▸ Records for this exercise
— Begin —

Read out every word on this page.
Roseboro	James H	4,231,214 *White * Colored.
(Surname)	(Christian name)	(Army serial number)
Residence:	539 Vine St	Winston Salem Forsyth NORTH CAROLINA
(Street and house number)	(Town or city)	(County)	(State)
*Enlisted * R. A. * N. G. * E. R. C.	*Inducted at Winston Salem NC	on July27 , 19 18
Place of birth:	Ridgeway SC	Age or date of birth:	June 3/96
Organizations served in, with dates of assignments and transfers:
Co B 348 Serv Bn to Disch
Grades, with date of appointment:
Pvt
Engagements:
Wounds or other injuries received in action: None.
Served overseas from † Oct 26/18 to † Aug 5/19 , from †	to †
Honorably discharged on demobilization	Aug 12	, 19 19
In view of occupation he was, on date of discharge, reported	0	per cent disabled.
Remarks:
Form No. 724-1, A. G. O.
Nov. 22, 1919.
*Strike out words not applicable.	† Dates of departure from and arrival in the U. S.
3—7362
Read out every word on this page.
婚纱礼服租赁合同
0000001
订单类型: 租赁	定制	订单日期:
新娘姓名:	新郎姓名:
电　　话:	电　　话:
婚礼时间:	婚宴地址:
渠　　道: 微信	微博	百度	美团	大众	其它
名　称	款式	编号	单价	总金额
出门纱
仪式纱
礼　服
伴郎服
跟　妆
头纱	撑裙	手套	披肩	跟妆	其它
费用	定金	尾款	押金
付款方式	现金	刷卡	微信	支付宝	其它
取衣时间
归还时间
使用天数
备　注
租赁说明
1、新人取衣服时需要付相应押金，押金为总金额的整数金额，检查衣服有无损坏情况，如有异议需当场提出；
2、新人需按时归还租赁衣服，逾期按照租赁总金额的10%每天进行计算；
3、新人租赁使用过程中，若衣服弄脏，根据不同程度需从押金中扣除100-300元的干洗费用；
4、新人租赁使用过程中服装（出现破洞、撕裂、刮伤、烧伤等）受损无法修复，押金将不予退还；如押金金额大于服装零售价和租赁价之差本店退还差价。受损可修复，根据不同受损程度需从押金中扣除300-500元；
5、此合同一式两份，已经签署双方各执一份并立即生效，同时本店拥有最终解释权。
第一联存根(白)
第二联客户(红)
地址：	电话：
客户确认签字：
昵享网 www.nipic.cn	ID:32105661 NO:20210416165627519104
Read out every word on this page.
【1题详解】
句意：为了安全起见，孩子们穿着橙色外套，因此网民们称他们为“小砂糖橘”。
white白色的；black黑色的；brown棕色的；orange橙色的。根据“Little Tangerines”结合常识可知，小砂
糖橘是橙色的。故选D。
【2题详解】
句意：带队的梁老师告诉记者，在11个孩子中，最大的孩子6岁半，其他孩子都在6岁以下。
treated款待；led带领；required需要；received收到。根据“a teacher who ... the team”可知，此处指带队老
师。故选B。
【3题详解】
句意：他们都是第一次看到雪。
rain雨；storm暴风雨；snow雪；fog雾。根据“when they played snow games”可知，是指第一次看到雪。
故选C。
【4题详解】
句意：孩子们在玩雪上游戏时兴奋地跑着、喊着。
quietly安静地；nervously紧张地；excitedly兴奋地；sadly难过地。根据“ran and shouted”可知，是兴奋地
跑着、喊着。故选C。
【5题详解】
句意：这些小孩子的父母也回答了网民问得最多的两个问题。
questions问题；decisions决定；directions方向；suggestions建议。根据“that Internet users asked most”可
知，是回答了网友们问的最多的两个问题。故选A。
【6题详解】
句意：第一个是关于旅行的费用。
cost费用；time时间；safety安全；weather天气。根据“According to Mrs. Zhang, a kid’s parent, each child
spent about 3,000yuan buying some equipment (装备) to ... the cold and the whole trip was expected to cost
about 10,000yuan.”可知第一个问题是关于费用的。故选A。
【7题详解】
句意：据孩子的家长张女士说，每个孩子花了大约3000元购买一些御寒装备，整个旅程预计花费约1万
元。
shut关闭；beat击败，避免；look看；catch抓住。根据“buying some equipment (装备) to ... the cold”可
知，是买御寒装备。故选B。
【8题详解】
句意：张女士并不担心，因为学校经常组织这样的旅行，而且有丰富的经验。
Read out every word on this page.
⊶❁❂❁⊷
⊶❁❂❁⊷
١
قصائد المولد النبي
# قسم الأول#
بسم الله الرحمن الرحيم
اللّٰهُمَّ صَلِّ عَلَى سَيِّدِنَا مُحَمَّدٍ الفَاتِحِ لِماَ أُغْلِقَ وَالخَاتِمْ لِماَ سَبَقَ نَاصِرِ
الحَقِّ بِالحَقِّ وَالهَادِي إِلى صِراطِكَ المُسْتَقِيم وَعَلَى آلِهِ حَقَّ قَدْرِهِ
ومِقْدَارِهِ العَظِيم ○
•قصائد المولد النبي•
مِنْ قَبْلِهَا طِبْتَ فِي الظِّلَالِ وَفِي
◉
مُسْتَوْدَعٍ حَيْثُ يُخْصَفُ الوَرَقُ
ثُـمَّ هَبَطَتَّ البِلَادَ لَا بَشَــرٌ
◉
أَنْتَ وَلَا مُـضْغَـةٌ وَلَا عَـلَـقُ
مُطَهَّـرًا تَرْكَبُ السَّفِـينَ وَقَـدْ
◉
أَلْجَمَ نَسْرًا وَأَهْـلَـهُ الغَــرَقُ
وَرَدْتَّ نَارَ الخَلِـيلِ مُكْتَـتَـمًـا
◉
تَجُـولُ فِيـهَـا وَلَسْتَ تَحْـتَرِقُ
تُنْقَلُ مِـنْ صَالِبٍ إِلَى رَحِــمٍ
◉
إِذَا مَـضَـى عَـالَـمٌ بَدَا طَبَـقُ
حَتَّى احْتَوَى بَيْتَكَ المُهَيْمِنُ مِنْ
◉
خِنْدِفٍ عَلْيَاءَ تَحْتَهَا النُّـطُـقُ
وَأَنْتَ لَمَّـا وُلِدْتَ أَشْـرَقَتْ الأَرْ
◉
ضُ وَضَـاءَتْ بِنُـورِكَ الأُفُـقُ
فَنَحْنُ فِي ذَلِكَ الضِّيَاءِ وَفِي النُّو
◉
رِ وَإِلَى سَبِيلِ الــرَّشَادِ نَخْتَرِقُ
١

— End —

▸ What this task involves
Show the lines that mention the word "equipment".

▸ Full response
spent about 3,000yuan buying some equipment (装备) to ... the cold and the whole trip was expected to cost
shut关闭；beat击败，避免；look看；catch抓住。根据“buying some equipment (装备) to ... the cold”可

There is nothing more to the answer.